→ **What the exercise asks**: Listed below are entries; give the number of lines among them that include "title", and only that number.

→ **Figure record listings**:

######

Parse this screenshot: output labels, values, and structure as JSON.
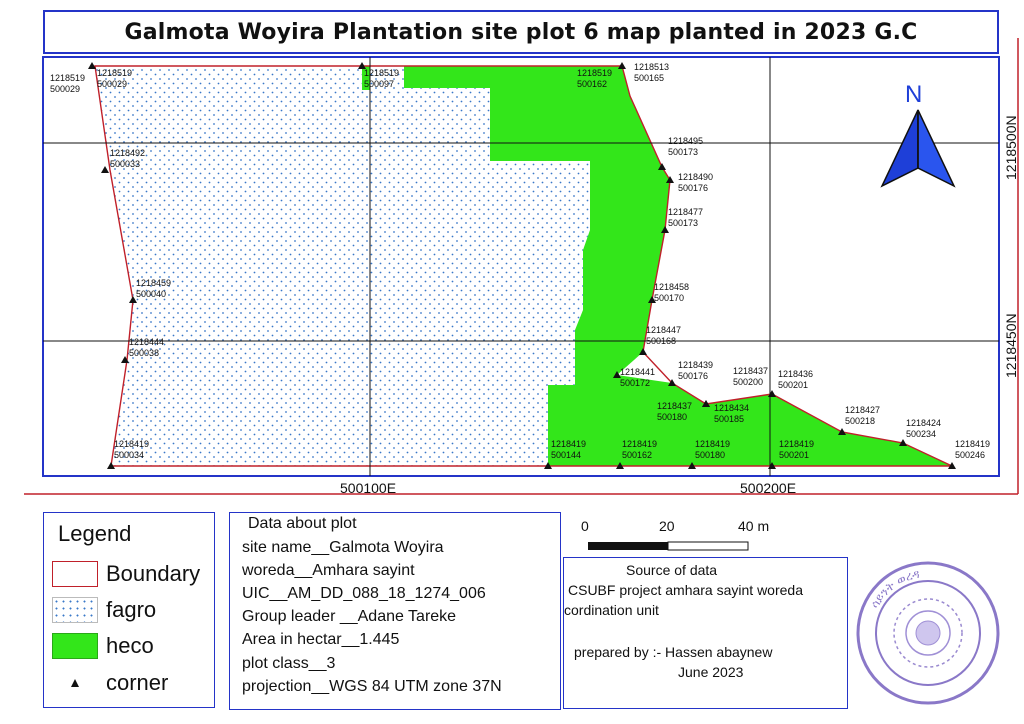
{
  "title": "Galmota Woyira Plantation site plot 6 map planted in 2023 G.C",
  "grid": {
    "easting_labels": [
      "500100E",
      "500200E"
    ],
    "northing_labels": [
      "1218500N",
      "1218450N"
    ]
  },
  "north_arrow": {
    "label": "N",
    "color": "#1e3fd8"
  },
  "colors": {
    "boundary": "#c0202a",
    "fagro_dot": "#3a78c8",
    "heco": "#33e61a",
    "frame": "#2434c8"
  },
  "corners": [
    {
      "n": "1218519",
      "e": "500029"
    },
    {
      "n": "1218519",
      "e": "500029"
    },
    {
      "n": "1218519",
      "e": "500097"
    },
    {
      "n": "1218519",
      "e": "500162"
    },
    {
      "n": "1218513",
      "e": "500165"
    },
    {
      "n": "1218492",
      "e": "500033"
    },
    {
      "n": "1218495",
      "e": "500173"
    },
    {
      "n": "1218490",
      "e": "500176"
    },
    {
      "n": "1218477",
      "e": "500173"
    },
    {
      "n": "1218459",
      "e": "500040"
    },
    {
      "n": "1218458",
      "e": "500170"
    },
    {
      "n": "1218447",
      "e": "500168"
    },
    {
      "n": "1218444",
      "e": "500038"
    },
    {
      "n": "1218441",
      "e": "500172"
    },
    {
      "n": "1218439",
      "e": "500176"
    },
    {
      "n": "1218437",
      "e": "500200"
    },
    {
      "n": "1218436",
      "e": "500201"
    },
    {
      "n": "1218437",
      "e": "500180"
    },
    {
      "n": "1218434",
      "e": "500185"
    },
    {
      "n": "1218427",
      "e": "500218"
    },
    {
      "n": "1218424",
      "e": "500234"
    },
    {
      "n": "1218419",
      "e": "500034"
    },
    {
      "n": "1218419",
      "e": "500144"
    },
    {
      "n": "1218419",
      "e": "500162"
    },
    {
      "n": "1218419",
      "e": "500180"
    },
    {
      "n": "1218419",
      "e": "500201"
    },
    {
      "n": "1218419",
      "e": "500246"
    }
  ],
  "legend": {
    "title": "Legend",
    "items": [
      {
        "label": "Boundary",
        "kind": "boundary"
      },
      {
        "label": "fagro",
        "kind": "fagro"
      },
      {
        "label": "heco",
        "kind": "heco"
      },
      {
        "label": "corner",
        "kind": "corner"
      }
    ]
  },
  "plot_info": {
    "heading": "Data about plot",
    "lines": [
      "site name__Galmota Woyira",
      "woreda__Amhara sayint",
      "UIC__AM_DD_088_18_1274_006",
      "Group leader __Adane Tareke",
      "Area in hectar__1.445",
      "plot class__3",
      "projection__WGS 84 UTM zone 37N"
    ]
  },
  "scale_bar": {
    "ticks": [
      "0",
      "20",
      "40 m"
    ]
  },
  "source": {
    "heading": "Source of data",
    "line1": "CSUBF project amhara sayint woreda",
    "line2": "cordination unit",
    "prepared": "prepared by :- Hassen abaynew",
    "date": "June 2023"
  },
  "stamp": {
    "text": "ሳይንት ወረዳ"
  }
}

######

→ **Written response**: 2